Saved entries
=-=-=

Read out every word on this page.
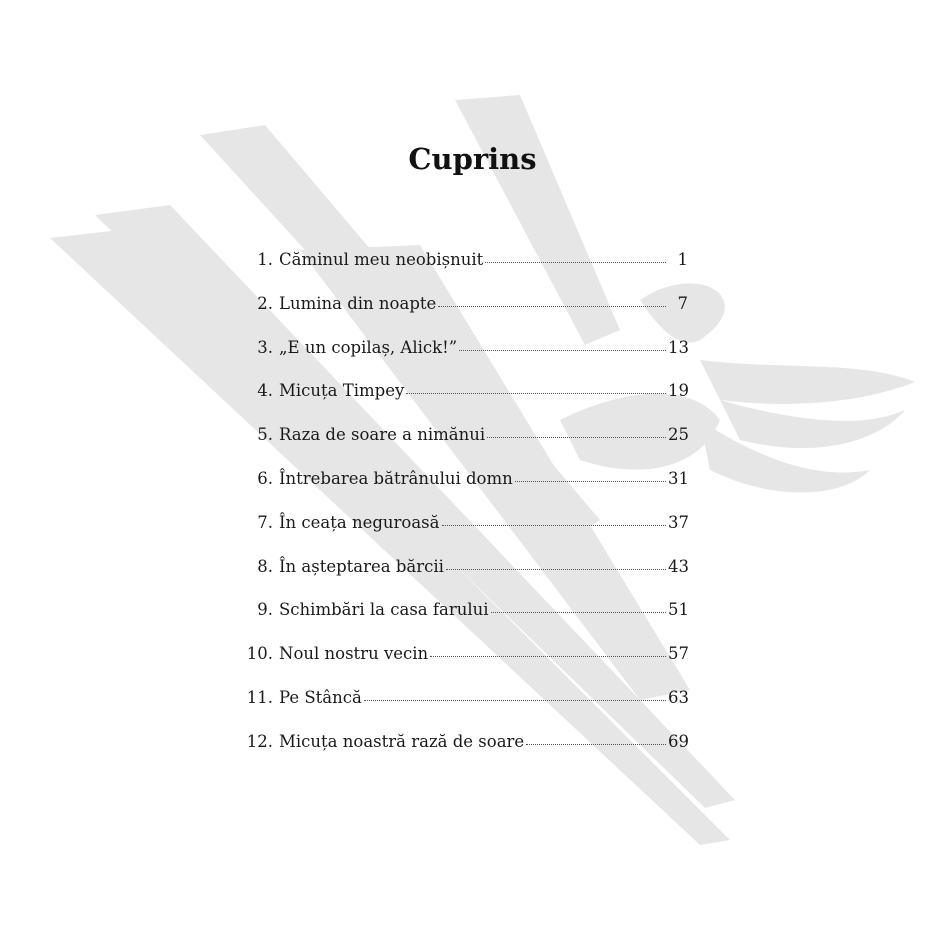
Cuprins
1. Căminul meu neobișnuit	1
2. Lumina din noapte	7
3. „E un copilaș, Alick!”	13
4. Micuța Timpey	19
5. Raza de soare a nimănui	25
6. Întrebarea bătrânului domn	31
7. În ceața neguroasă	37
8. În așteptarea bărcii	43
9. Schimbări la casa farului	51
10. Noul nostru vecin	57
11. Pe Stâncă	63
12. Micuța noastră rază de soare	69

=-=-=

◆ Task directions ◆
Reproduce the material above in full and without alteration, but skip all pictures.

◆ Task result ◆
Read out every word on this page.
Cuprins
1. Căminul meu neobișnuit	1
2. Lumina din noapte	7
3. „E un copilaș, Alick!”	13
4. Micuța Timpey	19
5. Raza de soare a nimănui	25
6. Întrebarea bătrânului domn	31
7. În ceața neguroasă	37
8. În așteptarea bărcii	43
9. Schimbări la casa farului	51
10. Noul nostru vecin	57
11. Pe Stâncă	63
12. Micuța noastră rază de soare	69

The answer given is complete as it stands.